[WORK INSTRUCTIONS]
How many lines in the records below contain the word "text"? Give only the number.

[Stored records]
■ ■ ■ ■

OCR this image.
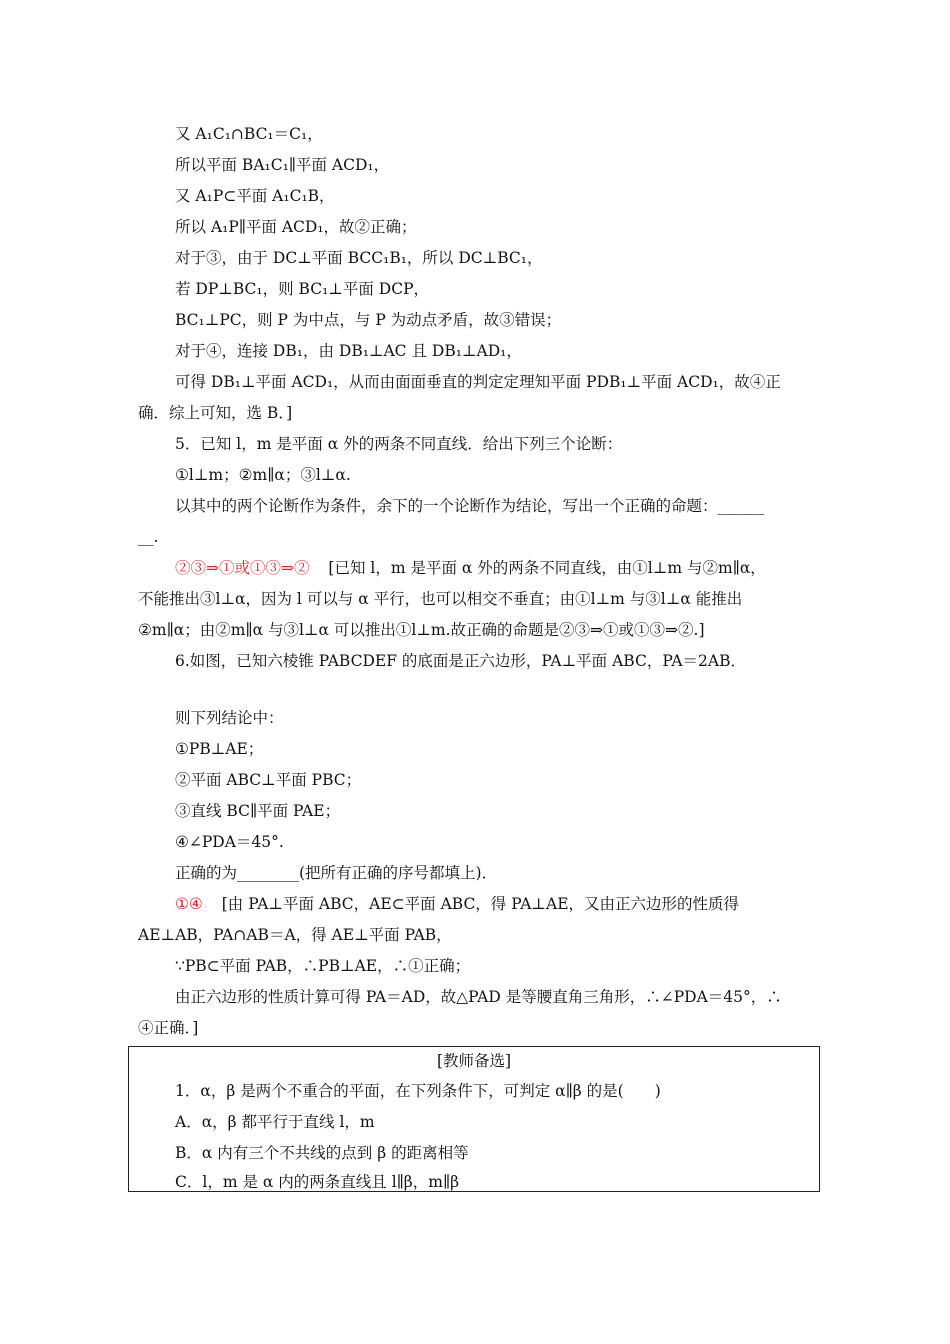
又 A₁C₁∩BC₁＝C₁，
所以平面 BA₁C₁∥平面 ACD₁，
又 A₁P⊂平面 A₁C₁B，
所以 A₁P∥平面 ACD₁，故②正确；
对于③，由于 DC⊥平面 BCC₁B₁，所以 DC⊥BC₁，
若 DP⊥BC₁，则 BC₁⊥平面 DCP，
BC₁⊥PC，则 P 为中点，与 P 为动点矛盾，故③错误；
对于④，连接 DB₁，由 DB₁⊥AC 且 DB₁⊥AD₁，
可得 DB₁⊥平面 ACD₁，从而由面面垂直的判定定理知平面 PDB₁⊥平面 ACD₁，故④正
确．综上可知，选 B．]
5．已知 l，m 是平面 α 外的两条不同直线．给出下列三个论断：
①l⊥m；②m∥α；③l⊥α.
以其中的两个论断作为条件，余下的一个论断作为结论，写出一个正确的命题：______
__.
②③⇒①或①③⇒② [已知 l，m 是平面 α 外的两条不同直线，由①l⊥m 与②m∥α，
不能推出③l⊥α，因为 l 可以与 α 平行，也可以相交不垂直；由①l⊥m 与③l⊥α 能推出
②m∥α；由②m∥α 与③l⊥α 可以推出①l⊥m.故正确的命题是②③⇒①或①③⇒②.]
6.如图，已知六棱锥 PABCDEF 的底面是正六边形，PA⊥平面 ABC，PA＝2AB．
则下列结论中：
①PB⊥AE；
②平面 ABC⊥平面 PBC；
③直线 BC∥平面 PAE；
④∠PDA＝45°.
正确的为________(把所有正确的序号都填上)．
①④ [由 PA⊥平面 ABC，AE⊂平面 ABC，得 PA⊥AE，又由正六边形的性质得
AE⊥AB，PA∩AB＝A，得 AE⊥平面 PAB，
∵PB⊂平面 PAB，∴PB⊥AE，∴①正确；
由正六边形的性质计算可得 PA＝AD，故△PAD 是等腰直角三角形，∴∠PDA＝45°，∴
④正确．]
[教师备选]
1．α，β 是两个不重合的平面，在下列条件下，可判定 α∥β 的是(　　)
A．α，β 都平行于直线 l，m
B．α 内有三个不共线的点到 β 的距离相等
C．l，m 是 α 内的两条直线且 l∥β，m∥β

■ ■ ■ ■

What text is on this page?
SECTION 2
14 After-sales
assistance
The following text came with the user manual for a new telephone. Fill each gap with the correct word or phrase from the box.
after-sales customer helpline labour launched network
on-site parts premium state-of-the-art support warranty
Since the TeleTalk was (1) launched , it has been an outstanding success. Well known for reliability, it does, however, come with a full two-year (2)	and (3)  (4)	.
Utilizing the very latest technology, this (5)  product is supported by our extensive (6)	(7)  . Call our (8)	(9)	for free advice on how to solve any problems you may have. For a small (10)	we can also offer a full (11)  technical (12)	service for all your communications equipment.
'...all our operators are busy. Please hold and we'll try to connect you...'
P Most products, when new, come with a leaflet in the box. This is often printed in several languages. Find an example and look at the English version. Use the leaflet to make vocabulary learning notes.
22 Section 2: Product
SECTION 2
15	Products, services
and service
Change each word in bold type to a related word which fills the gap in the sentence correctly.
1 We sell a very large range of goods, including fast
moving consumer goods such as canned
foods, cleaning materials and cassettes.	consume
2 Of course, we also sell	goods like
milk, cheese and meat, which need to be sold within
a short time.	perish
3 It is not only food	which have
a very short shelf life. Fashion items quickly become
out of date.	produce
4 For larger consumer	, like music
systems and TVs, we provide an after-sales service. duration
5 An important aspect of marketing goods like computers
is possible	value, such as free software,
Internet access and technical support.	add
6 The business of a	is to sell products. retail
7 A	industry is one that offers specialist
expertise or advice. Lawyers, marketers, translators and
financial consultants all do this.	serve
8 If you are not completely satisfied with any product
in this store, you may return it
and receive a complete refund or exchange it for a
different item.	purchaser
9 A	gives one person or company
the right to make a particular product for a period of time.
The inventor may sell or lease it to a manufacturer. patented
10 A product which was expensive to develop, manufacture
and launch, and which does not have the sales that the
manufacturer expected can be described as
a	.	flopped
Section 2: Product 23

■ ■ ■ ■

[EXERCISE ANSWER]
2